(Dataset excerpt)
____________________
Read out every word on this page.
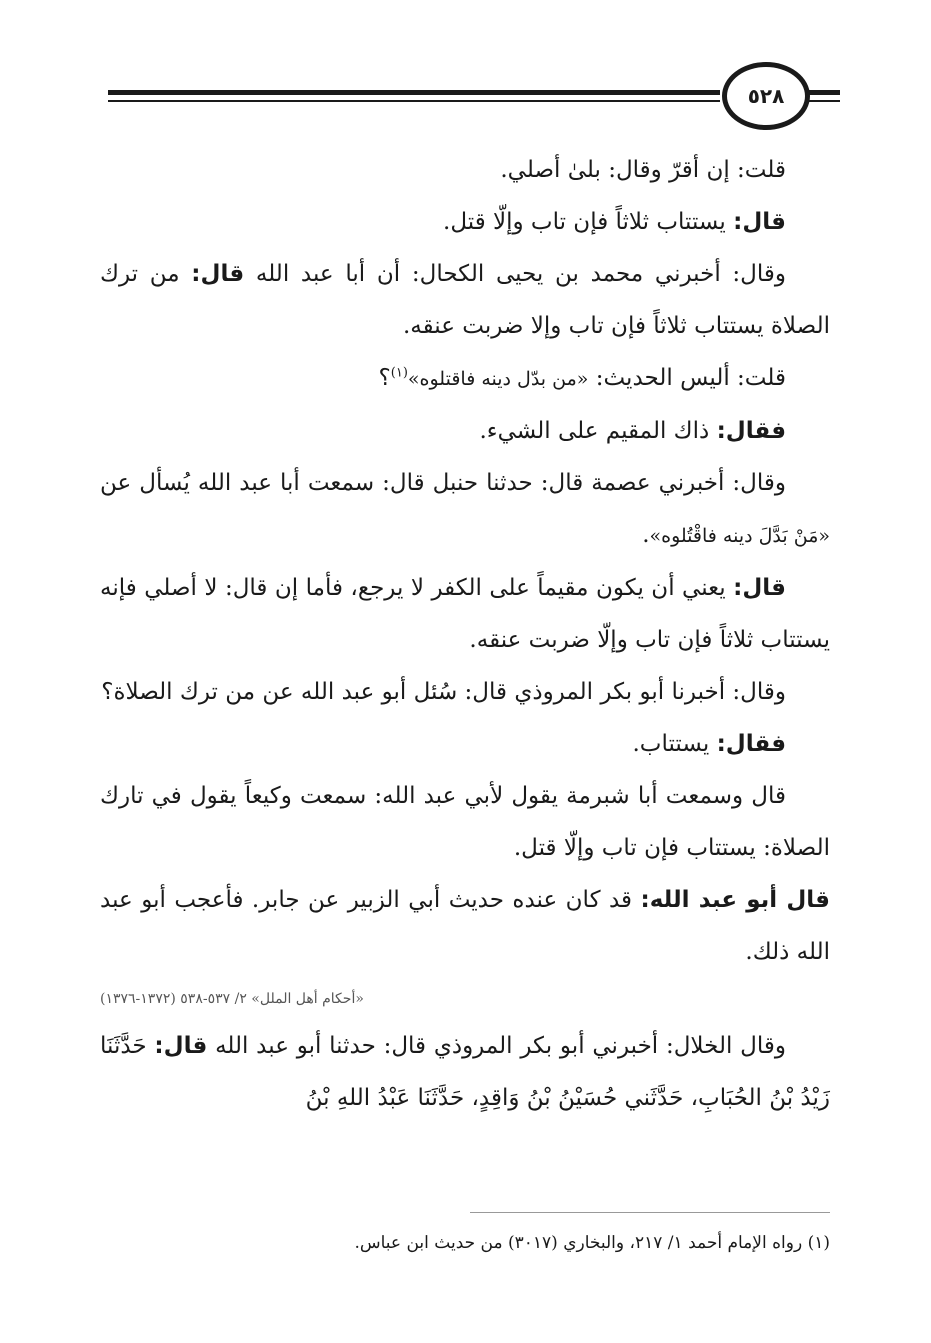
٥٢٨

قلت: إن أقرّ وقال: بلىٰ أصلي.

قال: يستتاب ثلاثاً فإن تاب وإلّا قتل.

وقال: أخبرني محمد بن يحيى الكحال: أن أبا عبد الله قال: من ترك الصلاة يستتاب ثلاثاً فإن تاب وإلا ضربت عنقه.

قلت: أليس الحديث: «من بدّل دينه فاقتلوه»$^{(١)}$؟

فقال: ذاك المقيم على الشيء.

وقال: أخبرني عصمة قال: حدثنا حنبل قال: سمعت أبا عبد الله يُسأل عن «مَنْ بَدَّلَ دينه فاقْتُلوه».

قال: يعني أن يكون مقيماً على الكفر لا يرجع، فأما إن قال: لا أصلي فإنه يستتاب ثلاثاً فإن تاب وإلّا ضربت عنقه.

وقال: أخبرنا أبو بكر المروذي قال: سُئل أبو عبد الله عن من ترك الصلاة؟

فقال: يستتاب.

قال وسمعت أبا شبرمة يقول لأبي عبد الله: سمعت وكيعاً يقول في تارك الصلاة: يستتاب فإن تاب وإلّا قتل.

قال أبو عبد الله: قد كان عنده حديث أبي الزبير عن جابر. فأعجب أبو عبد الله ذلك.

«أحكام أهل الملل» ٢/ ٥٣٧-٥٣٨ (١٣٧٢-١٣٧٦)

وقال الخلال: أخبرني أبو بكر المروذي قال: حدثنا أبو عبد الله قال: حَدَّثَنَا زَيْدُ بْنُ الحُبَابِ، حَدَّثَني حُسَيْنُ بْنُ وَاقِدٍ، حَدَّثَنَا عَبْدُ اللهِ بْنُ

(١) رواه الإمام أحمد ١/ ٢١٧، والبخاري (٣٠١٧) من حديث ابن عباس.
____________________
## Exercise requirements
Repeat the data exactly, excluding the pictures.

## Answer
Read out every word on this page.
٥٢٨

قلت: إن أقرّ وقال: بلىٰ أصلي.

قال: يستتاب ثلاثاً فإن تاب وإلّا قتل.

وقال: أخبرني محمد بن يحيى الكحال: أن أبا عبد الله قال: من ترك الصلاة يستتاب ثلاثاً فإن تاب وإلا ضربت عنقه.

قلت: أليس الحديث: «من بدّل دينه فاقتلوه»$^{(١)}$؟

فقال: ذاك المقيم على الشيء.

وقال: أخبرني عصمة قال: حدثنا حنبل قال: سمعت أبا عبد الله يُسأل عن «مَنْ بَدَّلَ دينه فاقْتُلوه».

قال: يعني أن يكون مقيماً على الكفر لا يرجع، فأما إن قال: لا أصلي فإنه يستتاب ثلاثاً فإن تاب وإلّا ضربت عنقه.

وقال: أخبرنا أبو بكر المروذي قال: سُئل أبو عبد الله عن من ترك الصلاة؟

فقال: يستتاب.

قال وسمعت أبا شبرمة يقول لأبي عبد الله: سمعت وكيعاً يقول في تارك الصلاة: يستتاب فإن تاب وإلّا قتل.

قال أبو عبد الله: قد كان عنده حديث أبي الزبير عن جابر. فأعجب أبو عبد الله ذلك.

«أحكام أهل الملل» ٢/ ٥٣٧-٥٣٨ (١٣٧٢-١٣٧٦)

وقال الخلال: أخبرني أبو بكر المروذي قال: حدثنا أبو عبد الله قال: حَدَّثَنَا زَيْدُ بْنُ الحُبَابِ، حَدَّثَني حُسَيْنُ بْنُ وَاقِدٍ، حَدَّثَنَا عَبْدُ اللهِ بْنُ

(١) رواه الإمام أحمد ١/ ٢١٧، والبخاري (٣٠١٧) من حديث ابن عباس.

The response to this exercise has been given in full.